# Start of SUPPLIED ENTRIES
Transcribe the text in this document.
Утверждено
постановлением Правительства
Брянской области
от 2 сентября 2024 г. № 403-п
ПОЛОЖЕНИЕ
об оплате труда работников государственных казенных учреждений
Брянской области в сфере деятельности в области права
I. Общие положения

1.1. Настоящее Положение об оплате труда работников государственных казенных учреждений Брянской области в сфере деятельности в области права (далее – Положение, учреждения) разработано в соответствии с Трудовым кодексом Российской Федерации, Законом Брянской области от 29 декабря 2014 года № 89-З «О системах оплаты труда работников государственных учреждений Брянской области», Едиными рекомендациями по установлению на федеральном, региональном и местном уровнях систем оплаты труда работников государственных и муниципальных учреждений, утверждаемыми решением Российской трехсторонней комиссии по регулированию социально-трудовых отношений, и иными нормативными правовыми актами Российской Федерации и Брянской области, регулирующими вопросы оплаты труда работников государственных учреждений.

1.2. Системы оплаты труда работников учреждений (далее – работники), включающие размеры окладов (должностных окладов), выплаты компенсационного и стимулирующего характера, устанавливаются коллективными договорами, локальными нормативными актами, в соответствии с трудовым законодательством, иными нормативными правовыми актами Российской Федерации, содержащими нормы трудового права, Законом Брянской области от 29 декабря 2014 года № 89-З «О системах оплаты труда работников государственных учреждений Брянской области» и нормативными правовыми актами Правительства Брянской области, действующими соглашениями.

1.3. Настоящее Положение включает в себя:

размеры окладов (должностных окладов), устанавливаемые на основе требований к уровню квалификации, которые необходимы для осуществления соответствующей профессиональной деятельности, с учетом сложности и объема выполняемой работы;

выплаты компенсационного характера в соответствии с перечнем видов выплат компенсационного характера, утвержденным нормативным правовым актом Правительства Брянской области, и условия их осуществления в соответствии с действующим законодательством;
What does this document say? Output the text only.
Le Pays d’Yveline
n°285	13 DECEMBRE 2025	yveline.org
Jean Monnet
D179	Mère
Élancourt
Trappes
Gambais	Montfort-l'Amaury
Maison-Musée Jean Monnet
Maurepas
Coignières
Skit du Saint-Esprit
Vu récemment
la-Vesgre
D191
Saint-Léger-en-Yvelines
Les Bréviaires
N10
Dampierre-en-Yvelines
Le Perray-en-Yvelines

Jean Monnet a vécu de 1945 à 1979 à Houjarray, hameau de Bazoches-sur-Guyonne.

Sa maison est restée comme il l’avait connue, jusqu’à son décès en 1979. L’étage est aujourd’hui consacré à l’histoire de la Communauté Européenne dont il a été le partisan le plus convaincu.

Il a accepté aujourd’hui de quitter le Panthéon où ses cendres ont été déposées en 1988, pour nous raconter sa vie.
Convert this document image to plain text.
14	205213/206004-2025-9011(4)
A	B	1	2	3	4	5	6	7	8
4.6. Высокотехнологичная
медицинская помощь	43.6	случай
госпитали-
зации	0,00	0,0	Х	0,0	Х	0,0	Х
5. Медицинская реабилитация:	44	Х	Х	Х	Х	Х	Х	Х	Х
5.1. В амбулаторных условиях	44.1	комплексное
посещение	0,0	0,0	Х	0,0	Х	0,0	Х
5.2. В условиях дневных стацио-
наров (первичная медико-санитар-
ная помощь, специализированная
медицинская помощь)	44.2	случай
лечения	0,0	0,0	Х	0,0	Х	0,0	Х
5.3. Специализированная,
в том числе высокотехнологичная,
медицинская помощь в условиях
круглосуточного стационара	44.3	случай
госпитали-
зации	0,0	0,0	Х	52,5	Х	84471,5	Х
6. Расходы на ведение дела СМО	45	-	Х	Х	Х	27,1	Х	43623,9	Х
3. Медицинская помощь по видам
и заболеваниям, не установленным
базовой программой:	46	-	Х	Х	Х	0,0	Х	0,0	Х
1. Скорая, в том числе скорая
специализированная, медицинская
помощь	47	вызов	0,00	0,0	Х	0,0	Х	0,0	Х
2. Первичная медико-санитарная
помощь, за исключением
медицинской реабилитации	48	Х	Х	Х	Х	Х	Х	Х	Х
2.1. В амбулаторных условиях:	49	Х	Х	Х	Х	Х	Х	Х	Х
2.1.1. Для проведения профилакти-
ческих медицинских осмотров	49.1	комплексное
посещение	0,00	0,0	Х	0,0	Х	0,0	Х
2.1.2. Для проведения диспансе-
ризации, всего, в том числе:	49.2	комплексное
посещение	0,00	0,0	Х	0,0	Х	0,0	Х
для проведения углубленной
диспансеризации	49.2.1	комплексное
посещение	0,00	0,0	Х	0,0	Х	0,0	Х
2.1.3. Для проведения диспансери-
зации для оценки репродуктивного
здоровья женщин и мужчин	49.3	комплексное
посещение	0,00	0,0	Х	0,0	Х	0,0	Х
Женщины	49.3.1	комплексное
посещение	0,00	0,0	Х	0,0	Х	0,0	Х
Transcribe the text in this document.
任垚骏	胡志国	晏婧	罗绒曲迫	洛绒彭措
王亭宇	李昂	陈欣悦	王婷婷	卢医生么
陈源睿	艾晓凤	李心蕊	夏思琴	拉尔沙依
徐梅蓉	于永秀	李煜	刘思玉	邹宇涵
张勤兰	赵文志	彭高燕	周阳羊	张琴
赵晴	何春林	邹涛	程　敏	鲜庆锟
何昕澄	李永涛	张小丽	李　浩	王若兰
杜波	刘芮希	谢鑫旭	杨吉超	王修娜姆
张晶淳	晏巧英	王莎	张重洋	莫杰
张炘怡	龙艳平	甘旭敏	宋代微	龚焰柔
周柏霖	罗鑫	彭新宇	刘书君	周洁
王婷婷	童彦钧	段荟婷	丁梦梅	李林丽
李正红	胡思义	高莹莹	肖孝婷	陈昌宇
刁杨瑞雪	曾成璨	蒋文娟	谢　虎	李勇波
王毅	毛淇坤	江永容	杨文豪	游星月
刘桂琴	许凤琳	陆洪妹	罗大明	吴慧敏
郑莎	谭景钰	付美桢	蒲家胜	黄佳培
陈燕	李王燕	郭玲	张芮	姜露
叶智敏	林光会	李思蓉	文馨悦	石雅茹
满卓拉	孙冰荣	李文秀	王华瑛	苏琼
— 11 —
# End of SUPPLIED ENTRIES
→ OBJECTIVE
Report only how many lines of the listing hold the word "проведения".

→ ANSWER TO THIS EXERCISE
4